Dataset items:
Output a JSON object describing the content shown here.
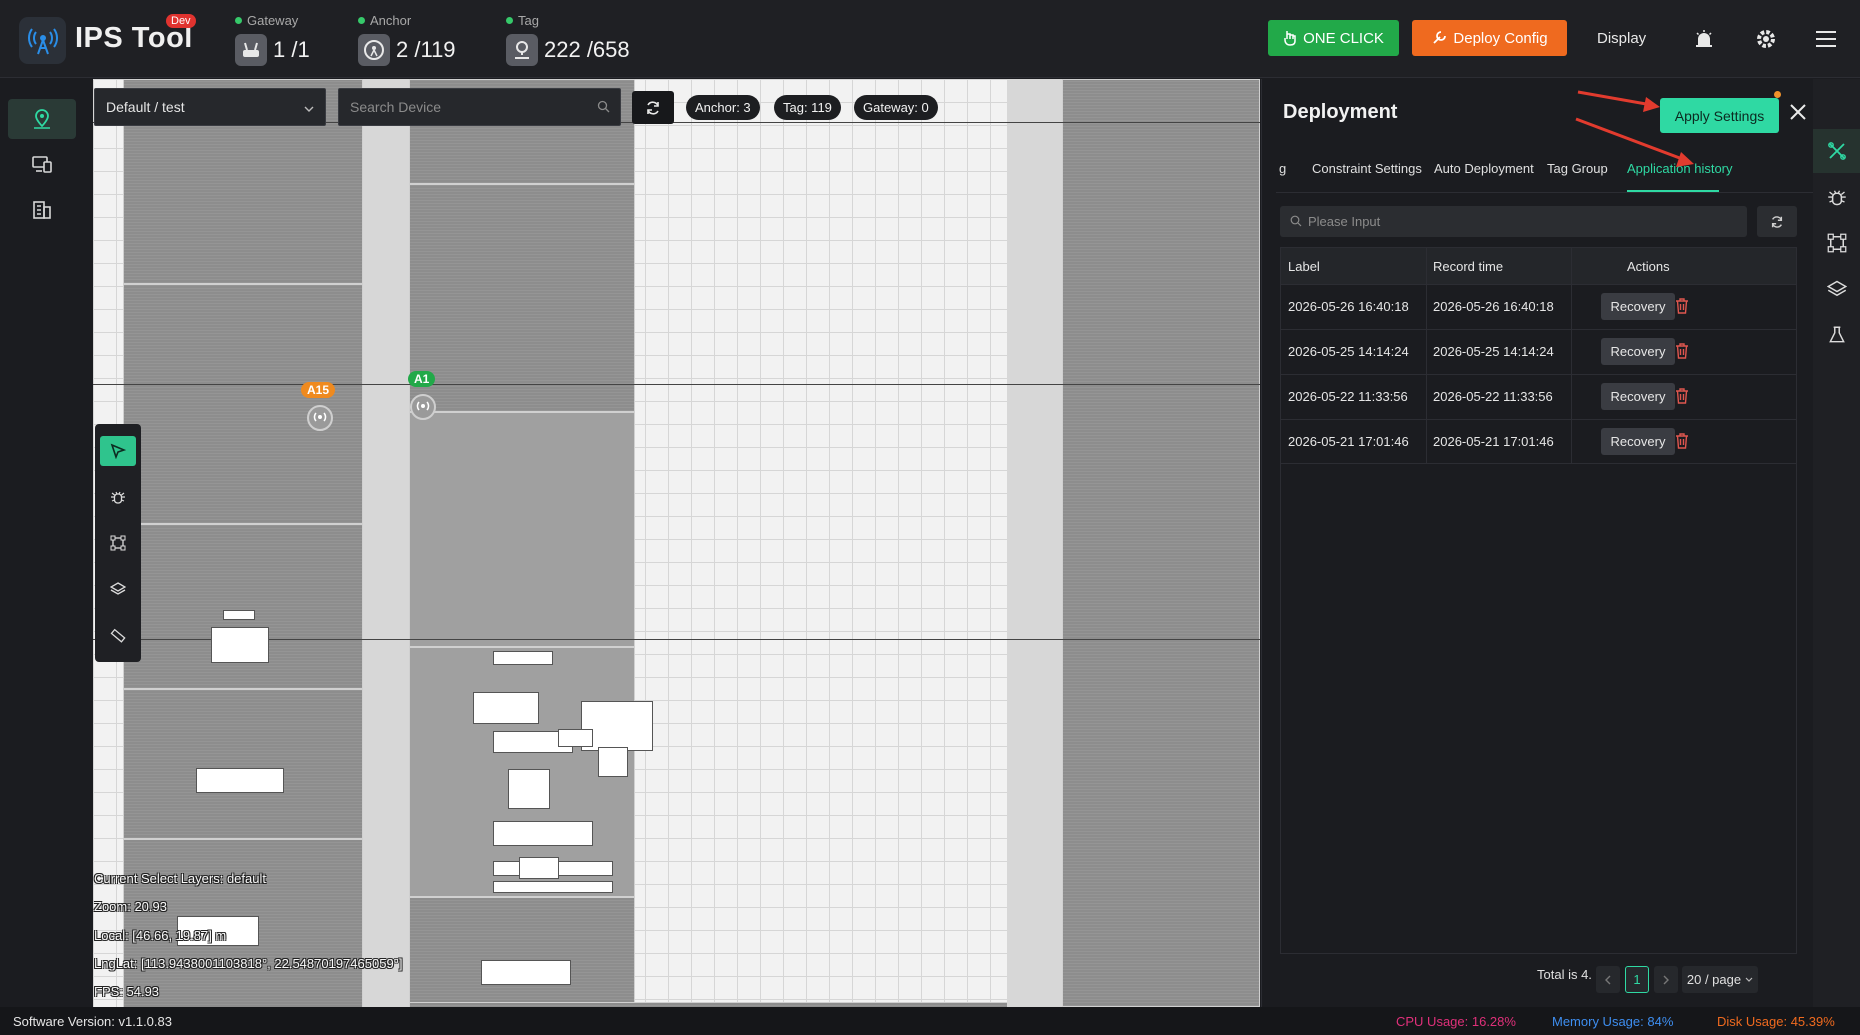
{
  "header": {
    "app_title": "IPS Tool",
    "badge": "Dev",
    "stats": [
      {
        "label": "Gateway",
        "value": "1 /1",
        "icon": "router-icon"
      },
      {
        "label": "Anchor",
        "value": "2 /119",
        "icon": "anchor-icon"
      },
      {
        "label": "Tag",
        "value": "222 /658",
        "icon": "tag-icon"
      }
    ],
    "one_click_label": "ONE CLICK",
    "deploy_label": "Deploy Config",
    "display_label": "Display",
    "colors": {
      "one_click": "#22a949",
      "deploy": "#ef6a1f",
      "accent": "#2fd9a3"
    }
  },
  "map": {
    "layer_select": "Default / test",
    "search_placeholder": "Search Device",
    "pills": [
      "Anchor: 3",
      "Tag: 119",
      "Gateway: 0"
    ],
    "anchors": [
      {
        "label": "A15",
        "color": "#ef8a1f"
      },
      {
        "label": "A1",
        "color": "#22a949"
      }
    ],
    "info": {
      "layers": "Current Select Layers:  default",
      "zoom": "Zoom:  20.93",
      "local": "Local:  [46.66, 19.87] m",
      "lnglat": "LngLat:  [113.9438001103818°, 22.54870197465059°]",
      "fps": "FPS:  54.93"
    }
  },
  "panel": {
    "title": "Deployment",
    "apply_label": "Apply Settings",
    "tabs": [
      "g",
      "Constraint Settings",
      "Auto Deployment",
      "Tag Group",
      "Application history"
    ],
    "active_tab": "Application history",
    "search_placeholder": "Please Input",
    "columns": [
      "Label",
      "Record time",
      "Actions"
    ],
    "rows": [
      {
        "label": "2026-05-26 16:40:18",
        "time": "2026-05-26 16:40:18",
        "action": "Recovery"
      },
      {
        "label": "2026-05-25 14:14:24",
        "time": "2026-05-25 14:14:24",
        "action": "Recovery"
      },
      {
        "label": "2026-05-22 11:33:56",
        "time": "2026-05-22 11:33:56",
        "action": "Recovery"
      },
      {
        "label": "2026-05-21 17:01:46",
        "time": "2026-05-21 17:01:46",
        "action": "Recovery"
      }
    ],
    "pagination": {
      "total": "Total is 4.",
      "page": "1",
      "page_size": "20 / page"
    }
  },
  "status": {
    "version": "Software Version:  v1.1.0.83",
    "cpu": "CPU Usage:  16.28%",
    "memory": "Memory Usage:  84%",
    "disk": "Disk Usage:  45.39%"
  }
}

*Requirements*:
Copy the data exactly. Any picture it contains is to be omitted.

*Completed task*:
Output a JSON object describing the content shown here.
{
  "header": {
    "app_title": "IPS Tool",
    "badge": "Dev",
    "stats": [
      {
        "label": "Gateway",
        "value": "1 /1",
        "icon": "router-icon"
      },
      {
        "label": "Anchor",
        "value": "2 /119",
        "icon": "anchor-icon"
      },
      {
        "label": "Tag",
        "value": "222 /658",
        "icon": "tag-icon"
      }
    ],
    "one_click_label": "ONE CLICK",
    "deploy_label": "Deploy Config",
    "display_label": "Display",
    "colors": {
      "one_click": "#22a949",
      "deploy": "#ef6a1f",
      "accent": "#2fd9a3"
    }
  },
  "map": {
    "layer_select": "Default / test",
    "search_placeholder": "Search Device",
    "pills": [
      "Anchor: 3",
      "Tag: 119",
      "Gateway: 0"
    ],
    "anchors": [
      {
        "label": "A15",
        "color": "#ef8a1f"
      },
      {
        "label": "A1",
        "color": "#22a949"
      }
    ],
    "info": {
      "layers": "Current Select Layers:  default",
      "zoom": "Zoom:  20.93",
      "local": "Local:  [46.66, 19.87] m",
      "lnglat": "LngLat:  [113.9438001103818°, 22.54870197465059°]",
      "fps": "FPS:  54.93"
    }
  },
  "panel": {
    "title": "Deployment",
    "apply_label": "Apply Settings",
    "tabs": [
      "g",
      "Constraint Settings",
      "Auto Deployment",
      "Tag Group",
      "Application history"
    ],
    "active_tab": "Application history",
    "search_placeholder": "Please Input",
    "columns": [
      "Label",
      "Record time",
      "Actions"
    ],
    "rows": [
      {
        "label": "2026-05-26 16:40:18",
        "time": "2026-05-26 16:40:18",
        "action": "Recovery"
      },
      {
        "label": "2026-05-25 14:14:24",
        "time": "2026-05-25 14:14:24",
        "action": "Recovery"
      },
      {
        "label": "2026-05-22 11:33:56",
        "time": "2026-05-22 11:33:56",
        "action": "Recovery"
      },
      {
        "label": "2026-05-21 17:01:46",
        "time": "2026-05-21 17:01:46",
        "action": "Recovery"
      }
    ],
    "pagination": {
      "total": "Total is 4.",
      "page": "1",
      "page_size": "20 / page"
    }
  },
  "status": {
    "version": "Software Version:  v1.1.0.83",
    "cpu": "CPU Usage:  16.28%",
    "memory": "Memory Usage:  84%",
    "disk": "Disk Usage:  45.39%"
  }
}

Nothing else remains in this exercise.